→ WHAT THE TASK REQUIRES: Write out the data below in full. Keep it exact.

→ DATA ROWS:
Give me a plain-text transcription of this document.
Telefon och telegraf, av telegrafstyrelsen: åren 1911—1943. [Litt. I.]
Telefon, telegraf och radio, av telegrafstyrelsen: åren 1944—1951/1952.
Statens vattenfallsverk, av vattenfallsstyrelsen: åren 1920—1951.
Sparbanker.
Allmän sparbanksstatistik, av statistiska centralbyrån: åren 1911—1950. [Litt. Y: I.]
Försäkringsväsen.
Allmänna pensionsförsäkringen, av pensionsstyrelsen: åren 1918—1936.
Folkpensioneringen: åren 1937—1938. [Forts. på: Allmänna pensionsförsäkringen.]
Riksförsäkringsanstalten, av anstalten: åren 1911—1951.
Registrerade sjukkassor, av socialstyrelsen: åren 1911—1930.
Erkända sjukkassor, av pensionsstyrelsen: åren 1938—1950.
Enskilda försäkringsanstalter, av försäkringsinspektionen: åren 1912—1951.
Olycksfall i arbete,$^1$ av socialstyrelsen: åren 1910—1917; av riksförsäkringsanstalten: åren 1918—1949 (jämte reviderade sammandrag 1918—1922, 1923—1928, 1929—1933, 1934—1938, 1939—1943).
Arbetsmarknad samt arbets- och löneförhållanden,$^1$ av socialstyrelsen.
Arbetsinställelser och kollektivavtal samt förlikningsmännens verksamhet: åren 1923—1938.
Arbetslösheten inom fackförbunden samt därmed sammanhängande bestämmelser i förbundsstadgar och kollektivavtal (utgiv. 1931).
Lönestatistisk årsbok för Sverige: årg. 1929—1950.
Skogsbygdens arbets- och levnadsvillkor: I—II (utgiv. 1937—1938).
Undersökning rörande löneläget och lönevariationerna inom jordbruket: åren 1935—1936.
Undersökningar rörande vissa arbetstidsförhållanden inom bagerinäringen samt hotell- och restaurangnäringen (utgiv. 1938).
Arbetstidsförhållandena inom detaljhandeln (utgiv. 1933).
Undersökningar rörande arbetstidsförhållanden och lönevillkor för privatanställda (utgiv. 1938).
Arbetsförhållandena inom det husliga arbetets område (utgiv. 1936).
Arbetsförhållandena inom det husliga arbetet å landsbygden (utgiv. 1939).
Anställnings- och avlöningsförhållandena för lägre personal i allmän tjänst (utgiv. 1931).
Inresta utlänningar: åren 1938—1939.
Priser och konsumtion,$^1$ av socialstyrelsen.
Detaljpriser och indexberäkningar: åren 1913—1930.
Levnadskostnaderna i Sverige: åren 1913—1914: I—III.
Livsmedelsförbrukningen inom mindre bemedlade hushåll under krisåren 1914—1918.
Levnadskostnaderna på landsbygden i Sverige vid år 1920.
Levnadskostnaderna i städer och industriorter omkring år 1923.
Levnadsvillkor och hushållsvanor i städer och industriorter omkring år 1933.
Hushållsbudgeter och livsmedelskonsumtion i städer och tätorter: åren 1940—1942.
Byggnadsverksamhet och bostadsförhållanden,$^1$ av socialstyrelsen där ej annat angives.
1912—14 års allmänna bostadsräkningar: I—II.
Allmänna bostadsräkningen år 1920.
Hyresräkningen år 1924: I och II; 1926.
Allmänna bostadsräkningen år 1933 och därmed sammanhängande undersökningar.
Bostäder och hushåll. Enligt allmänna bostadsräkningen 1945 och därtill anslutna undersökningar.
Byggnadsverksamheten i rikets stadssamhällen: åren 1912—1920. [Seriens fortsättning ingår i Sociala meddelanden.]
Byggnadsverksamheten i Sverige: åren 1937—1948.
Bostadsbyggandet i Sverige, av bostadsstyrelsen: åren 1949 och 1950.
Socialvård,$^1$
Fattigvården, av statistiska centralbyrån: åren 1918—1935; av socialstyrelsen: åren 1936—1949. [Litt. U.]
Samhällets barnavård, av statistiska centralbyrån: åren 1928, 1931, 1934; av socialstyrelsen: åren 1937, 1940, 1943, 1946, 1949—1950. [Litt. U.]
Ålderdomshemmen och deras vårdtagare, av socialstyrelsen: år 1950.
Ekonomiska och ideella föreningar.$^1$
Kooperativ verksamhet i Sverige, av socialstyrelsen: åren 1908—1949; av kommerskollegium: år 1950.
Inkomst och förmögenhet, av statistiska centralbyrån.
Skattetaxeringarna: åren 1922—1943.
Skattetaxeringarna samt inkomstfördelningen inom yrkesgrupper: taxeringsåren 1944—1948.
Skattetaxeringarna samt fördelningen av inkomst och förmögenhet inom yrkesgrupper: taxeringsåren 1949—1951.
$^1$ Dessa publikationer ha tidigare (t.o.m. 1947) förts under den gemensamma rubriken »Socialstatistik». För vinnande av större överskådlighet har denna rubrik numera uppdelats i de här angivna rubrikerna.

→ WRITTEN SOLUTION:
Give me a plain-text transcription of this document.
Telefon och telegraf, av telegrafstyrelsen: åren 1911—1943. [Litt. I.]
Telefon, telegraf och radio, av telegrafstyrelsen: åren 1944—1951/1952.
Statens vattenfallsverk, av vattenfallsstyrelsen: åren 1920—1951.
Sparbanker.
Allmän sparbanksstatistik, av statistiska centralbyrån: åren 1911—1950. [Litt. Y: I.]
Försäkringsväsen.
Allmänna pensionsförsäkringen, av pensionsstyrelsen: åren 1918—1936.
Folkpensioneringen: åren 1937—1938. [Forts. på: Allmänna pensionsförsäkringen.]
Riksförsäkringsanstalten, av anstalten: åren 1911—1951.
Registrerade sjukkassor, av socialstyrelsen: åren 1911—1930.
Erkända sjukkassor, av pensionsstyrelsen: åren 1938—1950.
Enskilda försäkringsanstalter, av försäkringsinspektionen: åren 1912—1951.
Olycksfall i arbete,$^1$ av socialstyrelsen: åren 1910—1917; av riksförsäkringsanstalten: åren 1918—1949 (jämte reviderade sammandrag 1918—1922, 1923—1928, 1929—1933, 1934—1938, 1939—1943).
Arbetsmarknad samt arbets- och löneförhållanden,$^1$ av socialstyrelsen.
Arbetsinställelser och kollektivavtal samt förlikningsmännens verksamhet: åren 1923—1938.
Arbetslösheten inom fackförbunden samt därmed sammanhängande bestämmelser i förbundsstadgar och kollektivavtal (utgiv. 1931).
Lönestatistisk årsbok för Sverige: årg. 1929—1950.
Skogsbygdens arbets- och levnadsvillkor: I—II (utgiv. 1937—1938).
Undersökning rörande löneläget och lönevariationerna inom jordbruket: åren 1935—1936.
Undersökningar rörande vissa arbetstidsförhållanden inom bagerinäringen samt hotell- och restaurangnäringen (utgiv. 1938).
Arbetstidsförhållandena inom detaljhandeln (utgiv. 1933).
Undersökningar rörande arbetstidsförhållanden och lönevillkor för privatanställda (utgiv. 1938).
Arbetsförhållandena inom det husliga arbetets område (utgiv. 1936).
Arbetsförhållandena inom det husliga arbetet å landsbygden (utgiv. 1939).
Anställnings- och avlöningsförhållandena för lägre personal i allmän tjänst (utgiv. 1931).
Inresta utlänningar: åren 1938—1939.
Priser och konsumtion,$^1$ av socialstyrelsen.
Detaljpriser och indexberäkningar: åren 1913—1930.
Levnadskostnaderna i Sverige: åren 1913—1914: I—III.
Livsmedelsförbrukningen inom mindre bemedlade hushåll under krisåren 1914—1918.
Levnadskostnaderna på landsbygden i Sverige vid år 1920.
Levnadskostnaderna i städer och industriorter omkring år 1923.
Levnadsvillkor och hushållsvanor i städer och industriorter omkring år 1933.
Hushållsbudgeter och livsmedelskonsumtion i städer och tätorter: åren 1940—1942.
Byggnadsverksamhet och bostadsförhållanden,$^1$ av socialstyrelsen där ej annat angives.
1912—14 års allmänna bostadsräkningar: I—II.
Allmänna bostadsräkningen år 1920.
Hyresräkningen år 1924: I och II; 1926.
Allmänna bostadsräkningen år 1933 och därmed sammanhängande undersökningar.
Bostäder och hushåll. Enligt allmänna bostadsräkningen 1945 och därtill anslutna undersökningar.
Byggnadsverksamheten i rikets stadssamhällen: åren 1912—1920. [Seriens fortsättning ingår i Sociala meddelanden.]
Byggnadsverksamheten i Sverige: åren 1937—1948.
Bostadsbyggandet i Sverige, av bostadsstyrelsen: åren 1949 och 1950.
Socialvård,$^1$
Fattigvården, av statistiska centralbyrån: åren 1918—1935; av socialstyrelsen: åren 1936—1949. [Litt. U.]
Samhällets barnavård, av statistiska centralbyrån: åren 1928, 1931, 1934; av socialstyrelsen: åren 1937, 1940, 1943, 1946, 1949—1950. [Litt. U.]
Ålderdomshemmen och deras vårdtagare, av socialstyrelsen: år 1950.
Ekonomiska och ideella föreningar.$^1$
Kooperativ verksamhet i Sverige, av socialstyrelsen: åren 1908—1949; av kommerskollegium: år 1950.
Inkomst och förmögenhet, av statistiska centralbyrån.
Skattetaxeringarna: åren 1922—1943.
Skattetaxeringarna samt inkomstfördelningen inom yrkesgrupper: taxeringsåren 1944—1948.
Skattetaxeringarna samt fördelningen av inkomst och förmögenhet inom yrkesgrupper: taxeringsåren 1949—1951.
$^1$ Dessa publikationer ha tidigare (t.o.m. 1947) förts under den gemensamma rubriken »Socialstatistik». För vinnande av större överskådlighet har denna rubrik numera uppdelats i de här angivna rubrikerna.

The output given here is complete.